(Dataset rows)
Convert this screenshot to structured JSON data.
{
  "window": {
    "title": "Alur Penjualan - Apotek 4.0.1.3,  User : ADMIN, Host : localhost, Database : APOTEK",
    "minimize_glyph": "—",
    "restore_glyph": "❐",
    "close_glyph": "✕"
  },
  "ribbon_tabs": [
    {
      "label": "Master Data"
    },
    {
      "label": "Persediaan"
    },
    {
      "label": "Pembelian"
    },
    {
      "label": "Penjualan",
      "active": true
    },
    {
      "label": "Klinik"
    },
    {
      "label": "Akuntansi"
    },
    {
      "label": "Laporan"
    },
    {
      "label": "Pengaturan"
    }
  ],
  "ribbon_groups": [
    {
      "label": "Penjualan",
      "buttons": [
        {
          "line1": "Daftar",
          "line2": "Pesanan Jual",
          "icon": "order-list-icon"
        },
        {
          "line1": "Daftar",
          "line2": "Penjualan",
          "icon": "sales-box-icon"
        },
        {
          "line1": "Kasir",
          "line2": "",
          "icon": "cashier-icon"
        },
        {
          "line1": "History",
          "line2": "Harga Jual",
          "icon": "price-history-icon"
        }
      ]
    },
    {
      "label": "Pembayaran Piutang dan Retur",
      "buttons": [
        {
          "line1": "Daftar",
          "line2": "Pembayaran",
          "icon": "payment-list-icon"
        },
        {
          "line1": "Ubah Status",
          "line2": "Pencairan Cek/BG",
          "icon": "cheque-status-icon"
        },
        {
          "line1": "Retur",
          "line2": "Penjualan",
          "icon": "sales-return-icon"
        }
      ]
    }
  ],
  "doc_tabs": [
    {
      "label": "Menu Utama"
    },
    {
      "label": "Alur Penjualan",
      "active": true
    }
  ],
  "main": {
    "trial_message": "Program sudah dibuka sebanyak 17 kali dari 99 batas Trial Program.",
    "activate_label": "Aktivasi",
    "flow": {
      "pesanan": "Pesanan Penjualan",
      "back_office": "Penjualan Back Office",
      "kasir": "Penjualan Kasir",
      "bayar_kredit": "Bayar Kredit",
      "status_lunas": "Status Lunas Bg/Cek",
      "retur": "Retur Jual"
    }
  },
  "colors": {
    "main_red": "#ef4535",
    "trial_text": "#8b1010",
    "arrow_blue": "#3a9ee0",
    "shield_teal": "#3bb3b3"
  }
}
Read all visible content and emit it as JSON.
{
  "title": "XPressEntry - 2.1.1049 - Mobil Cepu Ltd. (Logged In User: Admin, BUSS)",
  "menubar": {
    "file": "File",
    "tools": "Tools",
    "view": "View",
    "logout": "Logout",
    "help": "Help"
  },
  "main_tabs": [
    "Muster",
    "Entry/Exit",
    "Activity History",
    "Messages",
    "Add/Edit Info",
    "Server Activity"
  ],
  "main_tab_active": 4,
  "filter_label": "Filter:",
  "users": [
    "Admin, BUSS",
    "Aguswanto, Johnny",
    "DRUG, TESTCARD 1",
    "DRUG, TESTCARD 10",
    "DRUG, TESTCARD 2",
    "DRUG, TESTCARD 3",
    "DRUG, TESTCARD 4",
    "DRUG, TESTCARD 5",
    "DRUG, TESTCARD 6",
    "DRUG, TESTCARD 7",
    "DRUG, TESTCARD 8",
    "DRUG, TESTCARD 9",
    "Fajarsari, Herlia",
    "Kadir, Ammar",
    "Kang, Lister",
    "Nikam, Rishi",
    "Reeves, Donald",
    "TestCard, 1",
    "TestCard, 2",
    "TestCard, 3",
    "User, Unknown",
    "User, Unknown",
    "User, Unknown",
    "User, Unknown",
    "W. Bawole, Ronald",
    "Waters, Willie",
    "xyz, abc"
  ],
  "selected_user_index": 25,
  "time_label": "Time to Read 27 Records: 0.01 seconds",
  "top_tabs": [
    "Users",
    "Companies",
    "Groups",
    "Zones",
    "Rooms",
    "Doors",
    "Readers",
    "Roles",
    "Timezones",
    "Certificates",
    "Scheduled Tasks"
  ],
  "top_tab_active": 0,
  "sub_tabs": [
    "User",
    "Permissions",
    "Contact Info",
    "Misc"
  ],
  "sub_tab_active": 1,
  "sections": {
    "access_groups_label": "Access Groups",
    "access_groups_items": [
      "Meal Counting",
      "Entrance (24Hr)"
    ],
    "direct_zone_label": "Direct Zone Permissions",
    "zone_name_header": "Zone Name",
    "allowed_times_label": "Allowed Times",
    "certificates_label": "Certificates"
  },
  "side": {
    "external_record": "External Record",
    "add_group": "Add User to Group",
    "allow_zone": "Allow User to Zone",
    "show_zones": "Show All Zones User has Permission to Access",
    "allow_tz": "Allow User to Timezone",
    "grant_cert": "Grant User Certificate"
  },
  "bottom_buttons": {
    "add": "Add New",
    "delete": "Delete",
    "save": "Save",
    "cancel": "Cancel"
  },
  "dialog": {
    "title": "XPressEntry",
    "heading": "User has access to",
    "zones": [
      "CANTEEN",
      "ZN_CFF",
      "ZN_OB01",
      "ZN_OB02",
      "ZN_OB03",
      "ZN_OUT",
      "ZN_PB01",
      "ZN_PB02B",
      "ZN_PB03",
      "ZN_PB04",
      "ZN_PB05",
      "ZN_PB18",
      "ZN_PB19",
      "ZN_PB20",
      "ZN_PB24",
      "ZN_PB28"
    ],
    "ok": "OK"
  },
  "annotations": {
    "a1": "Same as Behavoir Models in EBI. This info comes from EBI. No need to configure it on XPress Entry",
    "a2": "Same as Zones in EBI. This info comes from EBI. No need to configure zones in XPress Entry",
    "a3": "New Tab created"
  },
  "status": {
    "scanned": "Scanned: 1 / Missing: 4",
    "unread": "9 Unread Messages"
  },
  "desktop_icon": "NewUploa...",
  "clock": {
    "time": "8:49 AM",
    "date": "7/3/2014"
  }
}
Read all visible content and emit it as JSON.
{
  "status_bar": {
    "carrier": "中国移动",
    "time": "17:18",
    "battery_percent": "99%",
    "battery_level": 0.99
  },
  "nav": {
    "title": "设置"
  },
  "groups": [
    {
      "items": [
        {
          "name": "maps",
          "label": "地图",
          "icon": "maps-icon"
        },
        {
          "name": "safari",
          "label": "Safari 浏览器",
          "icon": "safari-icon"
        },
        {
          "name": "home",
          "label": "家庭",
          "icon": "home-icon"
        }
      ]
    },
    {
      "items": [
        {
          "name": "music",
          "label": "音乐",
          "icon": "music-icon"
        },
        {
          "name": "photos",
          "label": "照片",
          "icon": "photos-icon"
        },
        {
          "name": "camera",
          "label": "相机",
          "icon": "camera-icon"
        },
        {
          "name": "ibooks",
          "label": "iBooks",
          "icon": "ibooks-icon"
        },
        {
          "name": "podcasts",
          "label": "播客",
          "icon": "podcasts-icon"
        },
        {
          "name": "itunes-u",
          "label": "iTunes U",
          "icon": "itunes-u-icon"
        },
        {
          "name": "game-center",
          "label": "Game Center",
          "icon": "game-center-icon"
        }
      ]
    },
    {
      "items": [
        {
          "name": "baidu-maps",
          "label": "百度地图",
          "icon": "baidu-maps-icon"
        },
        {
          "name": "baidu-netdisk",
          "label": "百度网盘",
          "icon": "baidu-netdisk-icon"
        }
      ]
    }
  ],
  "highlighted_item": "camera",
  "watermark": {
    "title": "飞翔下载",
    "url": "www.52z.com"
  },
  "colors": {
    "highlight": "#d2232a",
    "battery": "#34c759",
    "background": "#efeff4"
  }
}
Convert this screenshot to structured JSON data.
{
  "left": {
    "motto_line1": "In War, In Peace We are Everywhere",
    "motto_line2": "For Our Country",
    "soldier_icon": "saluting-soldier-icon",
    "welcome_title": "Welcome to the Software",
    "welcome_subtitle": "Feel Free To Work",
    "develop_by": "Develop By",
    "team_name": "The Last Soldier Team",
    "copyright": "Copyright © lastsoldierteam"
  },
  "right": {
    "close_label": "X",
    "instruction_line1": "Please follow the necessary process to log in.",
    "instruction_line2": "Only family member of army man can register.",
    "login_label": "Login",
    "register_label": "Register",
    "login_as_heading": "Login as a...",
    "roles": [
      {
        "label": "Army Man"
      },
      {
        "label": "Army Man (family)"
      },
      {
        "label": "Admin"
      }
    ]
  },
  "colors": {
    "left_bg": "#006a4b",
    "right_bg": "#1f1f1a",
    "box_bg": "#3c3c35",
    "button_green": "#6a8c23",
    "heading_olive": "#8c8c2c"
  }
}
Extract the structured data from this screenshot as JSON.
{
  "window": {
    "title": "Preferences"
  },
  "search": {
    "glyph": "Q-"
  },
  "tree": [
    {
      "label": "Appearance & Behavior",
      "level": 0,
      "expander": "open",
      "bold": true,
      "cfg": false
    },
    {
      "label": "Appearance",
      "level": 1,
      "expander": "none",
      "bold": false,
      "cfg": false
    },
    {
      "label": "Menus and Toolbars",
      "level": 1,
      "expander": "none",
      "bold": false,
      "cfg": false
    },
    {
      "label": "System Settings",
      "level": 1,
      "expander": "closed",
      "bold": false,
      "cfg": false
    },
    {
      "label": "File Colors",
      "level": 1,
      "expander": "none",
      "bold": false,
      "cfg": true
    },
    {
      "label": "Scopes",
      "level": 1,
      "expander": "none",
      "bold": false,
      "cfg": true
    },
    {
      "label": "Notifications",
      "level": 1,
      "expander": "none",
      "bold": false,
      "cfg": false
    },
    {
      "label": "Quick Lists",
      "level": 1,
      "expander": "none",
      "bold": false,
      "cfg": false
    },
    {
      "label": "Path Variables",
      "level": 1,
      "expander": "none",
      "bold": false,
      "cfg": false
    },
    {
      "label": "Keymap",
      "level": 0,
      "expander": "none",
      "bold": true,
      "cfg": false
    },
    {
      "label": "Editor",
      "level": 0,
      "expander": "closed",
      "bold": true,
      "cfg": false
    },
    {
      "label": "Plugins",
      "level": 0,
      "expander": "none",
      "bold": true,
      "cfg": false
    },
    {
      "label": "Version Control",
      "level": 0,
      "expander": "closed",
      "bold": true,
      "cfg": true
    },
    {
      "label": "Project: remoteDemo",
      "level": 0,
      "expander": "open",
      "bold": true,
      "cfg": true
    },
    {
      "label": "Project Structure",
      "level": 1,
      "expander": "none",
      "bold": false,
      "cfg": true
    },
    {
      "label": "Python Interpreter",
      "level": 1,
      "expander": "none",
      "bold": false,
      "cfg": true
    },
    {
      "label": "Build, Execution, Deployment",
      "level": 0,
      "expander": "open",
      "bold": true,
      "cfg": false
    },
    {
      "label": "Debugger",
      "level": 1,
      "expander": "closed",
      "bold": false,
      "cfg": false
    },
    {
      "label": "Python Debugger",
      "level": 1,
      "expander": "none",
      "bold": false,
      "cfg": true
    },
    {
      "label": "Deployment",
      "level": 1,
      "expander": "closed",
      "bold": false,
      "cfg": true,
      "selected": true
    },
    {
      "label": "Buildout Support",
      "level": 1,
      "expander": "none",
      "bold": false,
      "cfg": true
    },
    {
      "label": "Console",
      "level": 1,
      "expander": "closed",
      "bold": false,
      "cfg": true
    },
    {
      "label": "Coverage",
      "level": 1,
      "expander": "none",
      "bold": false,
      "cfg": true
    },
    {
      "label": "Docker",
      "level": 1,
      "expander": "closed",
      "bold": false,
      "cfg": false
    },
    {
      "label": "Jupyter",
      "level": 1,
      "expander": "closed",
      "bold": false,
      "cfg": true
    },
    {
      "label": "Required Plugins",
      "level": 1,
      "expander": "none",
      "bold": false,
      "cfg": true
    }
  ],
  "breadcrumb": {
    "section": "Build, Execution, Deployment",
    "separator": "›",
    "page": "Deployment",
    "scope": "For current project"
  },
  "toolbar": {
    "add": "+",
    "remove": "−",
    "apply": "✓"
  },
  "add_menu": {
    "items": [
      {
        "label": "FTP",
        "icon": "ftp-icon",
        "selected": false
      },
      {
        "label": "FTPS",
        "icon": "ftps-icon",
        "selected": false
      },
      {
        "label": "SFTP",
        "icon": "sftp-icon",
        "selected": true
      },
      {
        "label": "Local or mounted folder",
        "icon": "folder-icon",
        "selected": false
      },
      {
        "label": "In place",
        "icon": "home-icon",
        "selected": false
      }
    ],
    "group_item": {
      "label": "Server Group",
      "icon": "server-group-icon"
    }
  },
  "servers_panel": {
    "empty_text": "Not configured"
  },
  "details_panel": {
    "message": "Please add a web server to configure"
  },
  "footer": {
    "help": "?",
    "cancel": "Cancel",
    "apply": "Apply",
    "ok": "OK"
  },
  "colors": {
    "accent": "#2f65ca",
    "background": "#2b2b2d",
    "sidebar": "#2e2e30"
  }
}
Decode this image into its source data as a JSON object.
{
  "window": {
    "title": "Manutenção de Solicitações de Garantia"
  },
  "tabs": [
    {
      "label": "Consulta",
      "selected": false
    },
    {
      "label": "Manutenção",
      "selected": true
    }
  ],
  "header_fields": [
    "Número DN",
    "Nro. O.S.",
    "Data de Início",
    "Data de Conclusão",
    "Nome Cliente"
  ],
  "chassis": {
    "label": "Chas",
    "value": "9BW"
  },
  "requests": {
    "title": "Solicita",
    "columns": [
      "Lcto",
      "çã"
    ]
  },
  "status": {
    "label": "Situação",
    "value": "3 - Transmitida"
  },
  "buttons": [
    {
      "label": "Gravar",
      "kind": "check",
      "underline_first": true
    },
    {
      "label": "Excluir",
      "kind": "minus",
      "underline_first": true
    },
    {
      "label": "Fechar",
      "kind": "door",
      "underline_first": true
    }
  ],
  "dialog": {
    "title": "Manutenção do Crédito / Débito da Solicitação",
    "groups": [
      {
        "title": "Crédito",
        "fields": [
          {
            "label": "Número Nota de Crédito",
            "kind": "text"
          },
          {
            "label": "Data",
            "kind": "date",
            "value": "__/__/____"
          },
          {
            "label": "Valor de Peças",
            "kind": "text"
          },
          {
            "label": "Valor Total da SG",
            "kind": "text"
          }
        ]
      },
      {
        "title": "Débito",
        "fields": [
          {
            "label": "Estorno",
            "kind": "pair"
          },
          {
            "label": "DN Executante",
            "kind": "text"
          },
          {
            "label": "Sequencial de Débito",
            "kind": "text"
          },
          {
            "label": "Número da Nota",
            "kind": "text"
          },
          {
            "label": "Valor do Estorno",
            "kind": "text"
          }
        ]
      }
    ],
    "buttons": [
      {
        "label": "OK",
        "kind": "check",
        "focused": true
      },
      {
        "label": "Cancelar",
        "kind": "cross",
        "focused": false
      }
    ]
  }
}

- Task directions -
Across the data, tally the lines containing "value" and give back the number alone.

- Answer for this exercise -
3